▸ Written exercise
Locate the lines that hold the string "Upper". Copy every such line.

Records that describe figures
====
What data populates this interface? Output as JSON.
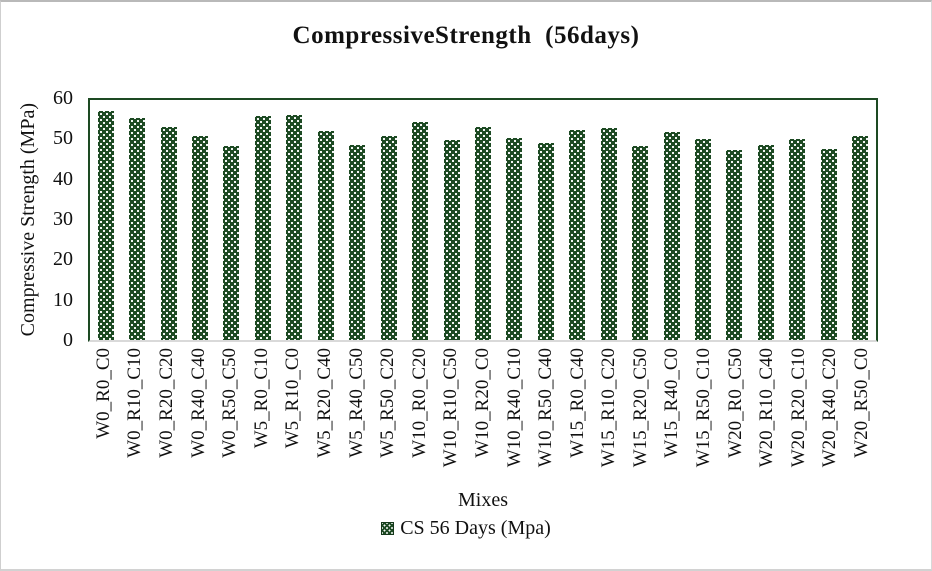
{
  "chart_data": {
    "type": "bar",
    "title": "CompressiveStrength  (56days)",
    "xlabel": "Mixes",
    "ylabel": "Compressive Strength (MPa)",
    "ylim": [
      0,
      60
    ],
    "yticks": [
      0,
      10,
      20,
      30,
      40,
      50,
      60
    ],
    "grid": false,
    "legend_position": "bottom",
    "categories": [
      "W0_R0_C0",
      "W0_R10_C10",
      "W0_R20_C20",
      "W0_R40_C40",
      "W0_R50_C50",
      "W5_R0_C10",
      "W5_R10_C0",
      "W5_R20_C40",
      "W5_R40_C50",
      "W5_R50_C20",
      "W10_R0_C20",
      "W10_R10_C50",
      "W10_R20_C0",
      "W10_R40_C10",
      "W10_R50_C40",
      "W15_R0_C40",
      "W15_R10_C20",
      "W15_R20_C50",
      "W15_R40_C0",
      "W15_R50_C10",
      "W20_R0_C50",
      "W20_R10_C40",
      "W20_R20_C10",
      "W20_R40_C20",
      "W20_R50_C0"
    ],
    "series": [
      {
        "name": "CS 56 Days (Mpa)",
        "values": [
          57.2,
          55.5,
          53.3,
          51.0,
          48.5,
          56.0,
          56.2,
          52.3,
          48.7,
          50.9,
          54.6,
          50.1,
          53.2,
          50.6,
          49.3,
          52.5,
          53.0,
          48.5,
          52.0,
          50.3,
          47.4,
          48.8,
          50.2,
          47.8,
          50.9
        ]
      }
    ],
    "colors": {
      "bar_fill": "#1d4a23",
      "bar_pattern_dots": "#ffffff",
      "plot_border": "#1d4a23",
      "x_axis_line": "#d9d9d9",
      "text": "#111111"
    }
  },
  "legend": {
    "label": "CS 56 Days (Mpa)"
  }
}
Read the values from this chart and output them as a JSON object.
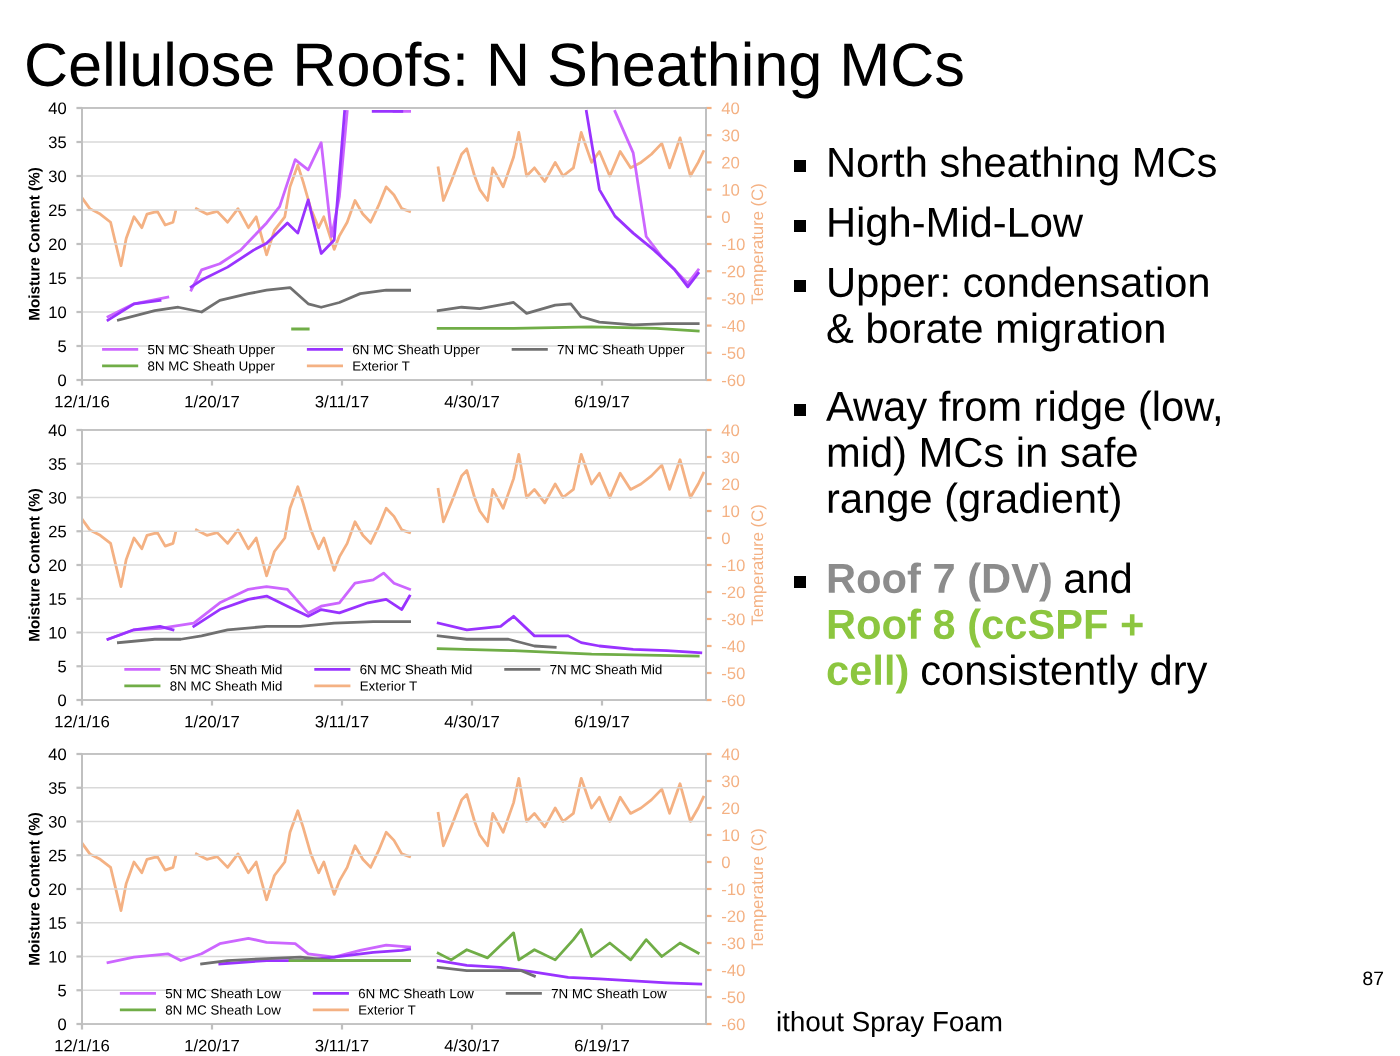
{
  "chart_data": [
    {
      "type": "line",
      "title": "Cellulose Roofs: N Sheathing MCs",
      "ylabel": "Moisture Content (%)",
      "y2label": "Temperature (C)",
      "xlim": [
        "2016-12-01",
        "2017-07-29"
      ],
      "xticks": [
        {
          "value": "2016-12-01",
          "label": "12/1/16"
        },
        {
          "value": "2017-01-20",
          "label": "1/20/17"
        },
        {
          "value": "2017-03-11",
          "label": "3/11/17"
        },
        {
          "value": "2017-04-30",
          "label": "4/30/17"
        },
        {
          "value": "2017-06-19",
          "label": "6/19/17"
        }
      ],
      "ylim": [
        0,
        40
      ],
      "yticks": [
        0,
        5,
        10,
        15,
        20,
        25,
        30,
        35,
        40
      ],
      "y2lim": [
        -60,
        40
      ],
      "y2ticks": [
        -60,
        -50,
        -40,
        -30,
        -20,
        -10,
        0,
        10,
        20,
        30,
        40
      ],
      "grid": "y",
      "legend": "bottom",
      "series": [
        {
          "name": "5N MC Sheath Upper",
          "color": "#cc66ff",
          "x": [
            "2016-12-11",
            "2016-12-21",
            "2017-01-03",
            "2017-01-07",
            "2017-01-12",
            "2017-01-16",
            "2017-01-23",
            "2017-01-31",
            "2017-02-05",
            "2017-02-10",
            "2017-02-15",
            "2017-02-21",
            "2017-02-26",
            "2017-03-03",
            "2017-03-07",
            "2017-03-10",
            "2017-03-13",
            "2017-03-16",
            "2017-03-31",
            "2017-04-06",
            "2017-04-20",
            "2017-06-24",
            "2017-07-01",
            "2017-07-06",
            "2017-07-12",
            "2017-07-17",
            "2017-07-22",
            "2017-07-26"
          ],
          "values": [
            9.3,
            11.2,
            12.2,
            null,
            13.2,
            16.2,
            17.1,
            19.1,
            21.1,
            23.1,
            25.5,
            32.4,
            30.9,
            34.9,
            21.1,
            27.0,
            39.5,
            null,
            39.5,
            39.5,
            null,
            39.5,
            33.4,
            21.1,
            18.1,
            16.2,
            14.2,
            16.2
          ]
        },
        {
          "name": "6N MC Sheath Upper",
          "color": "#9933ff",
          "x": [
            "2016-12-11",
            "2016-12-21",
            "2016-12-31",
            "2017-01-07",
            "2017-01-12",
            "2017-01-16",
            "2017-01-26",
            "2017-02-05",
            "2017-02-10",
            "2017-02-18",
            "2017-02-22",
            "2017-02-26",
            "2017-03-03",
            "2017-03-08",
            "2017-03-12",
            "2017-03-18",
            "2017-03-23",
            "2017-04-03",
            "2017-04-20",
            "2017-06-13",
            "2017-06-18",
            "2017-06-24",
            "2017-07-01",
            "2017-07-09",
            "2017-07-17",
            "2017-07-22",
            "2017-07-26"
          ],
          "values": [
            8.8,
            11.2,
            11.7,
            null,
            13.7,
            14.7,
            16.6,
            19.1,
            20.1,
            23.1,
            21.6,
            26.5,
            18.6,
            20.6,
            39.5,
            null,
            39.5,
            39.5,
            null,
            39.5,
            28.0,
            24.1,
            21.6,
            19.1,
            16.2,
            13.7,
            15.7
          ]
        },
        {
          "name": "7N MC Sheath Upper",
          "color": "#707070",
          "x": [
            "2016-12-15",
            "2016-12-29",
            "2017-01-07",
            "2017-01-16",
            "2017-01-23",
            "2017-02-03",
            "2017-02-10",
            "2017-02-19",
            "2017-02-26",
            "2017-03-03",
            "2017-03-10",
            "2017-03-18",
            "2017-03-28",
            "2017-04-06",
            "2017-04-11",
            "2017-04-17",
            "2017-04-26",
            "2017-05-03",
            "2017-05-16",
            "2017-05-21",
            "2017-06-01",
            "2017-06-07",
            "2017-06-11",
            "2017-06-18",
            "2017-07-01",
            "2017-07-14",
            "2017-07-26"
          ],
          "values": [
            8.8,
            10.2,
            10.7,
            10.0,
            11.7,
            12.7,
            13.2,
            13.6,
            11.2,
            10.7,
            11.4,
            12.7,
            13.2,
            13.2,
            null,
            10.2,
            10.7,
            10.5,
            11.4,
            9.8,
            11.0,
            11.2,
            9.3,
            8.5,
            8.1,
            8.3,
            8.3
          ]
        },
        {
          "name": "8N MC Sheath Upper",
          "color": "#70ad47",
          "x": [
            "2017-02-20",
            "2017-02-26",
            "2017-03-01",
            "2017-04-17",
            "2017-05-16",
            "2017-06-15",
            "2017-07-10",
            "2017-07-26"
          ],
          "values": [
            7.5,
            7.5,
            null,
            7.6,
            7.6,
            7.8,
            7.6,
            7.2
          ]
        },
        {
          "name": "Exterior T",
          "color": "#f4b183",
          "axis": "y2",
          "x": [
            "2016-12-01",
            "2016-12-04",
            "2016-12-08",
            "2016-12-12",
            "2016-12-16",
            "2016-12-18",
            "2016-12-21",
            "2016-12-24",
            "2016-12-26",
            "2016-12-30",
            "2017-01-02",
            "2017-01-05",
            "2017-01-06",
            "2017-01-08",
            "2017-01-09",
            "2017-01-11",
            "2017-01-12",
            "2017-01-14",
            "2017-01-18",
            "2017-01-22",
            "2017-01-26",
            "2017-01-30",
            "2017-02-03",
            "2017-02-06",
            "2017-02-10",
            "2017-02-13",
            "2017-02-17",
            "2017-02-19",
            "2017-02-22",
            "2017-02-24",
            "2017-02-27",
            "2017-03-02",
            "2017-03-04",
            "2017-03-08",
            "2017-03-10",
            "2017-03-13",
            "2017-03-16",
            "2017-03-19",
            "2017-03-22",
            "2017-03-25",
            "2017-03-28",
            "2017-03-31",
            "2017-04-03",
            "2017-04-06",
            "2017-04-11",
            "2017-04-17",
            "2017-04-19",
            "2017-04-22",
            "2017-04-26",
            "2017-04-28",
            "2017-05-01",
            "2017-05-03",
            "2017-05-06",
            "2017-05-08",
            "2017-05-12",
            "2017-05-16",
            "2017-05-18",
            "2017-05-21",
            "2017-05-24",
            "2017-05-28",
            "2017-06-01",
            "2017-06-04",
            "2017-06-08",
            "2017-06-11",
            "2017-06-15",
            "2017-06-18",
            "2017-06-22",
            "2017-06-26",
            "2017-06-30",
            "2017-07-04",
            "2017-07-08",
            "2017-07-12",
            "2017-07-15",
            "2017-07-19",
            "2017-07-23",
            "2017-07-26",
            "2017-07-28"
          ],
          "values": [
            7,
            3,
            1,
            -2,
            -18,
            -8,
            0,
            -4,
            1,
            2,
            -3,
            -2,
            2,
            null,
            null,
            null,
            null,
            3,
            1,
            2,
            -2,
            3,
            -4,
            0,
            -14,
            -5,
            0,
            11,
            19,
            13,
            3,
            -4,
            0,
            -12,
            -7,
            -2,
            6,
            1,
            -2,
            4,
            11,
            8,
            3,
            2,
            null,
            18,
            6,
            13,
            23,
            25,
            15,
            10,
            6,
            18,
            11,
            22,
            31,
            15,
            18,
            13,
            20,
            15,
            18,
            31,
            20,
            24,
            15,
            24,
            18,
            20,
            23,
            27,
            18,
            29,
            15,
            20,
            24
          ]
        }
      ]
    },
    {
      "type": "line",
      "ylabel": "Moisture Content (%)",
      "y2label": "Temperature (C)",
      "xlim": [
        "2016-12-01",
        "2017-07-29"
      ],
      "xticks": [
        {
          "value": "2016-12-01",
          "label": "12/1/16"
        },
        {
          "value": "2017-01-20",
          "label": "1/20/17"
        },
        {
          "value": "2017-03-11",
          "label": "3/11/17"
        },
        {
          "value": "2017-04-30",
          "label": "4/30/17"
        },
        {
          "value": "2017-06-19",
          "label": "6/19/17"
        }
      ],
      "ylim": [
        0,
        40
      ],
      "yticks": [
        0,
        5,
        10,
        15,
        20,
        25,
        30,
        35,
        40
      ],
      "y2lim": [
        -60,
        40
      ],
      "y2ticks": [
        -60,
        -50,
        -40,
        -30,
        -20,
        -10,
        0,
        10,
        20,
        30,
        40
      ],
      "grid": "y",
      "legend": "bottom",
      "series": [
        {
          "name": "5N MC Sheath Mid",
          "color": "#cc66ff",
          "x": [
            "2016-12-11",
            "2016-12-21",
            "2016-12-31",
            "2017-01-13",
            "2017-01-23",
            "2017-02-03",
            "2017-02-10",
            "2017-02-18",
            "2017-02-26",
            "2017-03-03",
            "2017-03-10",
            "2017-03-16",
            "2017-03-23",
            "2017-03-27",
            "2017-03-31",
            "2017-04-06"
          ],
          "values": [
            9.0,
            10.4,
            10.6,
            11.4,
            14.4,
            16.4,
            16.8,
            16.4,
            12.9,
            13.9,
            14.4,
            17.3,
            17.8,
            18.8,
            17.3,
            16.4
          ]
        },
        {
          "name": "6N MC Sheath Mid",
          "color": "#9933ff",
          "x": [
            "2016-12-11",
            "2016-12-21",
            "2016-12-31",
            "2017-01-05",
            "2017-01-08",
            "2017-01-13",
            "2017-01-23",
            "2017-02-03",
            "2017-02-10",
            "2017-02-18",
            "2017-02-26",
            "2017-03-03",
            "2017-03-10",
            "2017-03-21",
            "2017-03-28",
            "2017-04-03",
            "2017-04-06",
            "2017-04-11",
            "2017-04-17",
            "2017-04-28",
            "2017-05-11",
            "2017-05-16",
            "2017-05-24",
            "2017-06-06",
            "2017-06-11",
            "2017-06-18",
            "2017-07-01",
            "2017-07-14",
            "2017-07-27"
          ],
          "values": [
            9.0,
            10.4,
            10.9,
            10.4,
            null,
            10.9,
            13.4,
            14.9,
            15.4,
            13.9,
            12.4,
            13.4,
            12.9,
            14.4,
            14.9,
            13.4,
            15.4,
            null,
            11.4,
            10.4,
            10.9,
            12.4,
            9.5,
            9.5,
            8.5,
            8.0,
            7.5,
            7.3,
            7.0
          ]
        },
        {
          "name": "7N MC Sheath Mid",
          "color": "#707070",
          "x": [
            "2016-12-15",
            "2016-12-29",
            "2017-01-08",
            "2017-01-16",
            "2017-01-26",
            "2017-02-10",
            "2017-02-23",
            "2017-03-08",
            "2017-03-23",
            "2017-04-06",
            "2017-04-11",
            "2017-04-17",
            "2017-04-28",
            "2017-05-14",
            "2017-05-24",
            "2017-06-01"
          ],
          "values": [
            8.5,
            9.0,
            9.0,
            9.5,
            10.4,
            10.9,
            10.9,
            11.4,
            11.6,
            11.6,
            null,
            9.5,
            9.0,
            9.0,
            8.0,
            7.8
          ]
        },
        {
          "name": "8N MC Sheath Mid",
          "color": "#70ad47",
          "x": [
            "2017-04-17",
            "2017-05-16",
            "2017-06-15",
            "2017-07-26"
          ],
          "values": [
            7.6,
            7.3,
            6.8,
            6.5
          ]
        },
        {
          "name": "Exterior T",
          "color": "#f4b183",
          "axis": "y2",
          "x": [
            "2016-12-01",
            "2016-12-04",
            "2016-12-08",
            "2016-12-12",
            "2016-12-16",
            "2016-12-18",
            "2016-12-21",
            "2016-12-24",
            "2016-12-26",
            "2016-12-30",
            "2017-01-02",
            "2017-01-05",
            "2017-01-06",
            "2017-01-08",
            "2017-01-09",
            "2017-01-11",
            "2017-01-12",
            "2017-01-14",
            "2017-01-18",
            "2017-01-22",
            "2017-01-26",
            "2017-01-30",
            "2017-02-03",
            "2017-02-06",
            "2017-02-10",
            "2017-02-13",
            "2017-02-17",
            "2017-02-19",
            "2017-02-22",
            "2017-02-24",
            "2017-02-27",
            "2017-03-02",
            "2017-03-04",
            "2017-03-08",
            "2017-03-10",
            "2017-03-13",
            "2017-03-16",
            "2017-03-19",
            "2017-03-22",
            "2017-03-25",
            "2017-03-28",
            "2017-03-31",
            "2017-04-03",
            "2017-04-06",
            "2017-04-11",
            "2017-04-17",
            "2017-04-19",
            "2017-04-22",
            "2017-04-26",
            "2017-04-28",
            "2017-05-01",
            "2017-05-03",
            "2017-05-06",
            "2017-05-08",
            "2017-05-12",
            "2017-05-16",
            "2017-05-18",
            "2017-05-21",
            "2017-05-24",
            "2017-05-28",
            "2017-06-01",
            "2017-06-04",
            "2017-06-08",
            "2017-06-11",
            "2017-06-15",
            "2017-06-18",
            "2017-06-22",
            "2017-06-26",
            "2017-06-30",
            "2017-07-04",
            "2017-07-08",
            "2017-07-12",
            "2017-07-15",
            "2017-07-19",
            "2017-07-23",
            "2017-07-26",
            "2017-07-28"
          ],
          "values": [
            7,
            3,
            1,
            -2,
            -18,
            -8,
            0,
            -4,
            1,
            2,
            -3,
            -2,
            2,
            null,
            null,
            null,
            null,
            3,
            1,
            2,
            -2,
            3,
            -4,
            0,
            -14,
            -5,
            0,
            11,
            19,
            13,
            3,
            -4,
            0,
            -12,
            -7,
            -2,
            6,
            1,
            -2,
            4,
            11,
            8,
            3,
            2,
            null,
            18,
            6,
            13,
            23,
            25,
            15,
            10,
            6,
            18,
            11,
            22,
            31,
            15,
            18,
            13,
            20,
            15,
            18,
            31,
            20,
            24,
            15,
            24,
            18,
            20,
            23,
            27,
            18,
            29,
            15,
            20,
            24
          ]
        }
      ]
    },
    {
      "type": "line",
      "ylabel": "Moisture Content (%)",
      "y2label": "Temperature (C)",
      "xlim": [
        "2016-12-01",
        "2017-07-29"
      ],
      "xticks": [
        {
          "value": "2016-12-01",
          "label": "12/1/16"
        },
        {
          "value": "2017-01-20",
          "label": "1/20/17"
        },
        {
          "value": "2017-03-11",
          "label": "3/11/17"
        },
        {
          "value": "2017-04-30",
          "label": "4/30/17"
        },
        {
          "value": "2017-06-19",
          "label": "6/19/17"
        }
      ],
      "ylim": [
        0,
        40
      ],
      "yticks": [
        0,
        5,
        10,
        15,
        20,
        25,
        30,
        35,
        40
      ],
      "y2lim": [
        -60,
        40
      ],
      "y2ticks": [
        -60,
        -50,
        -40,
        -30,
        -20,
        -10,
        0,
        10,
        20,
        30,
        40
      ],
      "grid": "y",
      "legend": "bottom",
      "series": [
        {
          "name": "5N MC Sheath Low",
          "color": "#cc66ff",
          "x": [
            "2016-12-11",
            "2016-12-21",
            "2017-01-03",
            "2017-01-08",
            "2017-01-16",
            "2017-01-23",
            "2017-02-03",
            "2017-02-10",
            "2017-02-21",
            "2017-02-26",
            "2017-03-08",
            "2017-03-18",
            "2017-03-28",
            "2017-04-06"
          ],
          "values": [
            9.1,
            9.9,
            10.4,
            9.4,
            10.4,
            11.9,
            12.7,
            12.1,
            11.9,
            10.4,
            9.9,
            10.9,
            11.7,
            11.4
          ]
        },
        {
          "name": "6N MC Sheath Low",
          "color": "#9933ff",
          "x": [
            "2017-01-23",
            "2017-02-10",
            "2017-02-23",
            "2017-03-08",
            "2017-03-23",
            "2017-04-03",
            "2017-04-06",
            "2017-04-11",
            "2017-04-17",
            "2017-04-28",
            "2017-05-11",
            "2017-05-24",
            "2017-06-06",
            "2017-06-18",
            "2017-07-01",
            "2017-07-14",
            "2017-07-27"
          ],
          "values": [
            8.9,
            9.4,
            9.4,
            9.9,
            10.6,
            10.9,
            11.1,
            null,
            9.4,
            8.7,
            8.4,
            7.7,
            6.9,
            6.7,
            6.4,
            6.1,
            5.9
          ]
        },
        {
          "name": "7N MC Sheath Low",
          "color": "#707070",
          "x": [
            "2017-01-16",
            "2017-01-26",
            "2017-02-10",
            "2017-02-23",
            "2017-03-08",
            "2017-03-23",
            "2017-04-06",
            "2017-04-11",
            "2017-04-17",
            "2017-04-28",
            "2017-05-19",
            "2017-05-24"
          ],
          "values": [
            8.9,
            9.4,
            9.7,
            9.9,
            9.4,
            9.4,
            9.4,
            null,
            8.4,
            7.9,
            7.9,
            7.1
          ]
        },
        {
          "name": "8N MC Sheath Low",
          "color": "#70ad47",
          "x": [
            "2017-02-19",
            "2017-03-08",
            "2017-03-23",
            "2017-04-06",
            "2017-04-11",
            "2017-04-17",
            "2017-04-22",
            "2017-04-28",
            "2017-05-06",
            "2017-05-16",
            "2017-05-18",
            "2017-05-24",
            "2017-06-01",
            "2017-06-08",
            "2017-06-11",
            "2017-06-15",
            "2017-06-22",
            "2017-06-30",
            "2017-07-06",
            "2017-07-12",
            "2017-07-19",
            "2017-07-26"
          ],
          "values": [
            9.4,
            9.4,
            9.4,
            9.4,
            null,
            10.5,
            9.5,
            11.0,
            9.8,
            13.5,
            9.5,
            11.0,
            9.5,
            12.5,
            14.0,
            10.0,
            12.0,
            9.5,
            12.5,
            10.0,
            12.0,
            10.5
          ]
        },
        {
          "name": "Exterior T",
          "color": "#f4b183",
          "axis": "y2",
          "x": [
            "2016-12-01",
            "2016-12-04",
            "2016-12-08",
            "2016-12-12",
            "2016-12-16",
            "2016-12-18",
            "2016-12-21",
            "2016-12-24",
            "2016-12-26",
            "2016-12-30",
            "2017-01-02",
            "2017-01-05",
            "2017-01-06",
            "2017-01-08",
            "2017-01-09",
            "2017-01-11",
            "2017-01-12",
            "2017-01-14",
            "2017-01-18",
            "2017-01-22",
            "2017-01-26",
            "2017-01-30",
            "2017-02-03",
            "2017-02-06",
            "2017-02-10",
            "2017-02-13",
            "2017-02-17",
            "2017-02-19",
            "2017-02-22",
            "2017-02-24",
            "2017-02-27",
            "2017-03-02",
            "2017-03-04",
            "2017-03-08",
            "2017-03-10",
            "2017-03-13",
            "2017-03-16",
            "2017-03-19",
            "2017-03-22",
            "2017-03-25",
            "2017-03-28",
            "2017-03-31",
            "2017-04-03",
            "2017-04-06",
            "2017-04-11",
            "2017-04-17",
            "2017-04-19",
            "2017-04-22",
            "2017-04-26",
            "2017-04-28",
            "2017-05-01",
            "2017-05-03",
            "2017-05-06",
            "2017-05-08",
            "2017-05-12",
            "2017-05-16",
            "2017-05-18",
            "2017-05-21",
            "2017-05-24",
            "2017-05-28",
            "2017-06-01",
            "2017-06-04",
            "2017-06-08",
            "2017-06-11",
            "2017-06-15",
            "2017-06-18",
            "2017-06-22",
            "2017-06-26",
            "2017-06-30",
            "2017-07-04",
            "2017-07-08",
            "2017-07-12",
            "2017-07-15",
            "2017-07-19",
            "2017-07-23",
            "2017-07-26",
            "2017-07-28"
          ],
          "values": [
            7,
            3,
            1,
            -2,
            -18,
            -8,
            0,
            -4,
            1,
            2,
            -3,
            -2,
            2,
            null,
            null,
            null,
            null,
            3,
            1,
            2,
            -2,
            3,
            -4,
            0,
            -14,
            -5,
            0,
            11,
            19,
            13,
            3,
            -4,
            0,
            -12,
            -7,
            -2,
            6,
            1,
            -2,
            4,
            11,
            8,
            3,
            2,
            null,
            18,
            6,
            13,
            23,
            25,
            15,
            10,
            6,
            18,
            11,
            22,
            31,
            15,
            18,
            13,
            20,
            15,
            18,
            31,
            20,
            24,
            15,
            24,
            18,
            20,
            23,
            27,
            18,
            29,
            15,
            20,
            24
          ]
        }
      ]
    },
    {
      "type": "other",
      "annotations": [
        "North sheathing MCs",
        "High-Mid-Low",
        "Upper: condensation\n& borate migration",
        "Away from ridge (low,\nmid) MCs in safe\nrange (gradient)",
        "Roof 7 (DV)",
        "and",
        "Roof 8 (ccSPF +\ncell)",
        "consistently dry",
        "ithout Spray Foam",
        "87"
      ]
    }
  ]
}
====
▸ Task answer
          "name": "5N MC Sheath Upper",
          "name": "6N MC Sheath Upper",
          "name": "7N MC Sheath Upper",
          "name": "8N MC Sheath Upper",
        "Upper: condensation\n& borate migration",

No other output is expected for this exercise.